------ Document excerpt

# MECA 2x Phoenix - 21 April 2013- Spring Blast on Bell



## Smogden (Jun 12, 2012)

SPL, SQL, Show n Shine, Dueling Demos, MECA Kids


----------



## Darth SQ (Sep 17, 2010)

Subscibed.
Funny, less than one mile from the first house I owned. 


Bret
PPI-ART COLLECTOR


----------



## The real Subzero (Apr 13, 2010)

PPI-ART COLLECTOR said:


> Subscibed.
> Funny, less than one mile from the first house I owned.
> 
> 
> ...


Yea, I used to live over in that area as well. Chandler now.


----------



## Smogden (Jun 12, 2012)

We should have the power wheels out at this one. Hopefully everything stays on schedule.


----------



## Smogden (Jun 12, 2012)

Spring Blast on Bell - Facebook event page

https://www.facebook.com/pages/MECA-AZ/500019450054797?id=500019450054797&sk=events#!/events/484988674901321/


----------



## Darth SQ (Sep 17, 2010)

Anyone from Cali coming to this event?


Bret
PPI-ART COLLECTOR


----------



## The real Subzero (Apr 13, 2010)

PPI-ART COLLECTOR said:


> Anyone from Cali coming to this event?
> 
> 
> Bret
> PPI-ART COLLECTOR


You, and if you bring others.


----------



## pcabinatan (Sep 9, 2009)

Im looking foward to a MECA eating contest still lol


----------



## Darth SQ (Sep 17, 2010)

The real Subzero said:


> You, and if you bring others.


I won't be making this event but I will be bringing the Suburban out at Christmas for 10 days.

------------

_Objective 1:_ In the Spring Blast on Bell thread, what vehicle does Darth SQ plan to bring out at Christmas, and for how long?
_Objective 2:_ Reproduce everything in the Spring Blast on Bell thread from "Yea, I used" down to "stays on schedule.".
The listing after this point is separate material, unrelated to the Spring Blast on Bell thread.

------ Excerpted data

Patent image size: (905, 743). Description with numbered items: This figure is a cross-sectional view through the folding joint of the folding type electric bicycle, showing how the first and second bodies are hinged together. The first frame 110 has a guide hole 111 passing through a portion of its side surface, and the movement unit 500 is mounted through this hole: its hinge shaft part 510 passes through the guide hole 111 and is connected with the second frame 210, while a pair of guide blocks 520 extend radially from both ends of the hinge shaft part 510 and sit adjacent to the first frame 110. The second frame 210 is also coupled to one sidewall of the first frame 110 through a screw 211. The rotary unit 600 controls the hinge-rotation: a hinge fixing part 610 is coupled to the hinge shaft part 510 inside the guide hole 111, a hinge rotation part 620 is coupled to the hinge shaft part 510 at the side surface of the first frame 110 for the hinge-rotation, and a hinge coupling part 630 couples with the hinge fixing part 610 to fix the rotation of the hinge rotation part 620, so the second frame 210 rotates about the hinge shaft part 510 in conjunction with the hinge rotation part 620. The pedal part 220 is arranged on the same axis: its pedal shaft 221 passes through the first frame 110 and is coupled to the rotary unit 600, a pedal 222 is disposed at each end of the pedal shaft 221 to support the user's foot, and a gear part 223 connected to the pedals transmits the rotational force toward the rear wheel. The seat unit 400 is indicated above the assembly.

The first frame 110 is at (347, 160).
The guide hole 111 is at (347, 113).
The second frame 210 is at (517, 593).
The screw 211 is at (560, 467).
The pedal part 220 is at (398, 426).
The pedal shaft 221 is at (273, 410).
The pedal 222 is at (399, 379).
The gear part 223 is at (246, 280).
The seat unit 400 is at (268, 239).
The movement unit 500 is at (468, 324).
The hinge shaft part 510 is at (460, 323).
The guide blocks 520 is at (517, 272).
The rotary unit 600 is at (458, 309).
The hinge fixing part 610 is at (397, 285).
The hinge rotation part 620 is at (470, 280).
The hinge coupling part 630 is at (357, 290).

------------

_Full answer 1:_ The Suburban, for 10 days.

_Full answer 2:_
Yea, I used to live over in that area as well. Chandler now.


----------



## Smogden (Jun 12, 2012)

We should have the power wheels out at this one. Hopefully everything stays on schedule.